Nontelephonic Electronic Surveillance

The trespass rationale of Olmstead was used in cases dealing with “bugging” of premises rather than with tapping of telephones. Thus, in Goldman v. United States,14 the Court found no Fourth Amendment violation when a listening device was placed against a party wall so that conversations were overheard on the other side. But when officers drove a “spike mike” into a party wall until it came into contact with a heating duct and thus broadcast defendant’s conversations, the Court determined that the trespass brought the case within the Amendment.15 In so holding, the Court, without alluding to the matter, overruled in effect the second rationale of Olmstead, the premise that conversations could not be seized.

◆ ◆ ◆

- **What is asked**
A: In the passage on nontelephonic electronic surveillance, where was the listening device placed in Goldman v. United States?
B: List each surveillance technique that the passage on nontelephonic electronic surveillance names or describes.
C: Return the wording of the passage on nontelephonic electronic surveillance from "Nontelephonic Electronic Surveillance" up to and including "not be seized.".

- **Extracted records**

◆ ◆ ◆

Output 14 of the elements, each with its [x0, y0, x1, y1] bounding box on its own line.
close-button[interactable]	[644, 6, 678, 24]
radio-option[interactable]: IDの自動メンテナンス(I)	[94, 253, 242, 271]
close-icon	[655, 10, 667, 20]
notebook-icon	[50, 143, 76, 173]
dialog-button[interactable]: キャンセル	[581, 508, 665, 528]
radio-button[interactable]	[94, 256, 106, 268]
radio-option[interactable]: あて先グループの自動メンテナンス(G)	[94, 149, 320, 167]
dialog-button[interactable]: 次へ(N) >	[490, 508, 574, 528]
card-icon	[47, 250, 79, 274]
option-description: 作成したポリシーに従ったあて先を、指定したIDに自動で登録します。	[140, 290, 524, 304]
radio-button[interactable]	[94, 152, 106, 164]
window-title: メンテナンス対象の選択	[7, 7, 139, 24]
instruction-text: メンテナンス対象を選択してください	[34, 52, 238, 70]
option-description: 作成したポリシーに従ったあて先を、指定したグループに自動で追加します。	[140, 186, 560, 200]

◆ ◆ ◆

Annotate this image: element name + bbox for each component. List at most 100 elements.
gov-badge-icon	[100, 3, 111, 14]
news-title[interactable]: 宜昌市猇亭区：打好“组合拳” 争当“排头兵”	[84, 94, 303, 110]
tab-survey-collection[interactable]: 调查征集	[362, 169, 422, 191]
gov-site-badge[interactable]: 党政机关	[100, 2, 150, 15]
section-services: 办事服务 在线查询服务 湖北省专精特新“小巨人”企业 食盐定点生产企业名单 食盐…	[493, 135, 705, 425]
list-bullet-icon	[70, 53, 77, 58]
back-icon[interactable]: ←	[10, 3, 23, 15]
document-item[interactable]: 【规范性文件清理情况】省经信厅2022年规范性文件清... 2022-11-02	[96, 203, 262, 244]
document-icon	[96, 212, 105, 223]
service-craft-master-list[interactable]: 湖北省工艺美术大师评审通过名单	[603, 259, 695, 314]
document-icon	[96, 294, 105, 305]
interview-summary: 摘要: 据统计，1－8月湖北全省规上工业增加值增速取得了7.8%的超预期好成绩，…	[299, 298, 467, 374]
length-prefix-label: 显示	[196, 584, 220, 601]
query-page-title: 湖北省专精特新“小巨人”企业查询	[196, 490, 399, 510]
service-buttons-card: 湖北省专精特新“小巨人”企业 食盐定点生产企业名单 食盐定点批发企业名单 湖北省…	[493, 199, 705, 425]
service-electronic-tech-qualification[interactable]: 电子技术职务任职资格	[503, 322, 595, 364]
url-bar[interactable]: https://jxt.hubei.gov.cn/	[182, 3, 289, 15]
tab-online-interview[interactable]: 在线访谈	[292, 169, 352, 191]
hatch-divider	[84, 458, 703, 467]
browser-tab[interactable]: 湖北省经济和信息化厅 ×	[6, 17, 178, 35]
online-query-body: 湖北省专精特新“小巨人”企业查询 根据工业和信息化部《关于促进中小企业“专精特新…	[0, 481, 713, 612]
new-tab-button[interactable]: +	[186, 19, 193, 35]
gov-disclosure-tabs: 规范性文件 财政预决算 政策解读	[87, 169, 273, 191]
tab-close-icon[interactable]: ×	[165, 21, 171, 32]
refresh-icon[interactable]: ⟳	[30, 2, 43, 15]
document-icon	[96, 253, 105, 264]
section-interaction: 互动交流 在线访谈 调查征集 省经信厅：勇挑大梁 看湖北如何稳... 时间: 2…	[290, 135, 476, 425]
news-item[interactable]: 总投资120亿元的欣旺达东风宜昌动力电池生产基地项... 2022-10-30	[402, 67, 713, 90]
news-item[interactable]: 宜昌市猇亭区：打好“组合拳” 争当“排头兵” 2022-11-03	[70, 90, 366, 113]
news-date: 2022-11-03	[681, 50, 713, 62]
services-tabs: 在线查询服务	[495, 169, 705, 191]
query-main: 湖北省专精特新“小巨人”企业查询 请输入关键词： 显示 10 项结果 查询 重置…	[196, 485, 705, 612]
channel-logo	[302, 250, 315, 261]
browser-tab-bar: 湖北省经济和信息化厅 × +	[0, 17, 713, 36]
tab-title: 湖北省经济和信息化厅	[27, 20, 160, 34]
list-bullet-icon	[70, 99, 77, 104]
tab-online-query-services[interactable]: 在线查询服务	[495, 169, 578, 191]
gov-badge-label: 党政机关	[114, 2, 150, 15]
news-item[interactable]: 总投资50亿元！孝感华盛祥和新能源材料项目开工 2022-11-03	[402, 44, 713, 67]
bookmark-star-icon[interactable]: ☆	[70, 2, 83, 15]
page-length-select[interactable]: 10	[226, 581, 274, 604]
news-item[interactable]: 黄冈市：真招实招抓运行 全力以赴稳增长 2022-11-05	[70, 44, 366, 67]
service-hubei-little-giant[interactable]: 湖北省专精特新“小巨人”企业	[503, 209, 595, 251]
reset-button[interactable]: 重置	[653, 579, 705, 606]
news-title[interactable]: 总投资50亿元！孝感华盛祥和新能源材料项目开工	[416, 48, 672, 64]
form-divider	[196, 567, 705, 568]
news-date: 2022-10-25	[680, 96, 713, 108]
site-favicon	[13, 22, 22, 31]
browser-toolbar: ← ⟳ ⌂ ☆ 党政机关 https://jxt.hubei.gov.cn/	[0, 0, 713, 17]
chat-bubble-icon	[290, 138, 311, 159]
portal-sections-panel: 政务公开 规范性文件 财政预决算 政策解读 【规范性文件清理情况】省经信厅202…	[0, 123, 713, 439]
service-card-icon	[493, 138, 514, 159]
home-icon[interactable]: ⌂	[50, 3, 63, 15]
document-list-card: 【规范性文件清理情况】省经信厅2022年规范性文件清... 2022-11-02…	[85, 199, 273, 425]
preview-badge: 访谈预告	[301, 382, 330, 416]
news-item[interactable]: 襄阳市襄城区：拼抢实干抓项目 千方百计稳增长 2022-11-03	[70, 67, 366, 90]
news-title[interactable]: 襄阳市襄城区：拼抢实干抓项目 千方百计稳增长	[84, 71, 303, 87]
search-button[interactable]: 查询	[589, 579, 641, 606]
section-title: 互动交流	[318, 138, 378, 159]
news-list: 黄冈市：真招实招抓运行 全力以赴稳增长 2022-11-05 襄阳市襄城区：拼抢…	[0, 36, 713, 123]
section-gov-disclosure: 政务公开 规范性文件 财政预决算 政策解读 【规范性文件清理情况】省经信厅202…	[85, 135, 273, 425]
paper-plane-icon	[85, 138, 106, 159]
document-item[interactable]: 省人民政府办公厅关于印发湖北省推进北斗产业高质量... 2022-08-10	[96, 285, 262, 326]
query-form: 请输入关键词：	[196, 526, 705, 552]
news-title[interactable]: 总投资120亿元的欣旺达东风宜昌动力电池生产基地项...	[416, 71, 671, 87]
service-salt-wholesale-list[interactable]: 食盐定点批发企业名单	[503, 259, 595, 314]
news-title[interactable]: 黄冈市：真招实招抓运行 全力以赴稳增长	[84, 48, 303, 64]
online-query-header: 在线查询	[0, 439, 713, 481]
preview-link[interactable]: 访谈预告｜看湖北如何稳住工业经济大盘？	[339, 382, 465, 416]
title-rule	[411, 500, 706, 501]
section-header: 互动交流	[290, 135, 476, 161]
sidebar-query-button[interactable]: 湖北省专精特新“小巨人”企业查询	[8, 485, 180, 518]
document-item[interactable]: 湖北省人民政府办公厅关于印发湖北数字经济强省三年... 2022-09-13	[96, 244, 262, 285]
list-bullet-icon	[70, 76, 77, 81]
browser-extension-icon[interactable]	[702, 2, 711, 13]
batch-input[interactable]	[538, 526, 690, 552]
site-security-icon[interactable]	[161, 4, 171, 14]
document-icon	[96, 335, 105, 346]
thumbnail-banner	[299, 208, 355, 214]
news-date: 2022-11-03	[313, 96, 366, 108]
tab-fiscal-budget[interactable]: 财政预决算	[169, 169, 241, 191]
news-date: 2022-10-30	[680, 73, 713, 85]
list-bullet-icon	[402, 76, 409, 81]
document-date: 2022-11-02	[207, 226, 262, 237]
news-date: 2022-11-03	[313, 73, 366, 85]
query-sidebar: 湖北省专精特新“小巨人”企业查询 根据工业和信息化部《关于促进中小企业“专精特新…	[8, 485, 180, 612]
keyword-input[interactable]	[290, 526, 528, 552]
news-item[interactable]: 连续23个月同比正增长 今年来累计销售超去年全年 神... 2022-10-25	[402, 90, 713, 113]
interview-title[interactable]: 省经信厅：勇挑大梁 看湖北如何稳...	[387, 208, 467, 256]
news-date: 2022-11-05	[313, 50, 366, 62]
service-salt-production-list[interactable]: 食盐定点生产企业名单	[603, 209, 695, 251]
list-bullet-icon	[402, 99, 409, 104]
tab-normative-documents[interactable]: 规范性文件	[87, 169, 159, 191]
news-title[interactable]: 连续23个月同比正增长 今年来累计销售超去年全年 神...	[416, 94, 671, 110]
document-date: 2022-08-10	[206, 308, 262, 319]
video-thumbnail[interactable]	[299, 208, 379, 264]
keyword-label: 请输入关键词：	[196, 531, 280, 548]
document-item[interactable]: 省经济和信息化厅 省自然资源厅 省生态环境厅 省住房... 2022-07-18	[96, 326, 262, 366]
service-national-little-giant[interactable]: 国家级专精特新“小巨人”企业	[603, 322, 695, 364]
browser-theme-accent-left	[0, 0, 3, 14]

◆ ◆ ◆

- **Solutions to the problems**
A: Against a party wall, so that conversations were overheard on the other side.

B:
- "Bugging" of premises
- Tapping of telephones
- A listening device placed against a party wall
- A "spike mike" driven into a party wall until it touched a heating duct

C:
Nontelephonic Electronic Surveillance

The trespass rationale of Olmstead was used in cases dealing with “bugging” of premises rather than with tapping of telephones. Thus, in Goldman v. United States,14 the Court found no Fourth Amendment violation when a listening device was placed against a party wall so that conversations were overheard on the other side. But when officers drove a “spike mike” into a party wall until it came into contact with a heating duct and thus broadcast defendant’s conversations, the Court determined that the trespass brought the case within the Amendment.15 In so holding, the Court, without alluding to the matter, overruled in effect the second rationale of Olmstead, the premise that conversations could not be seized.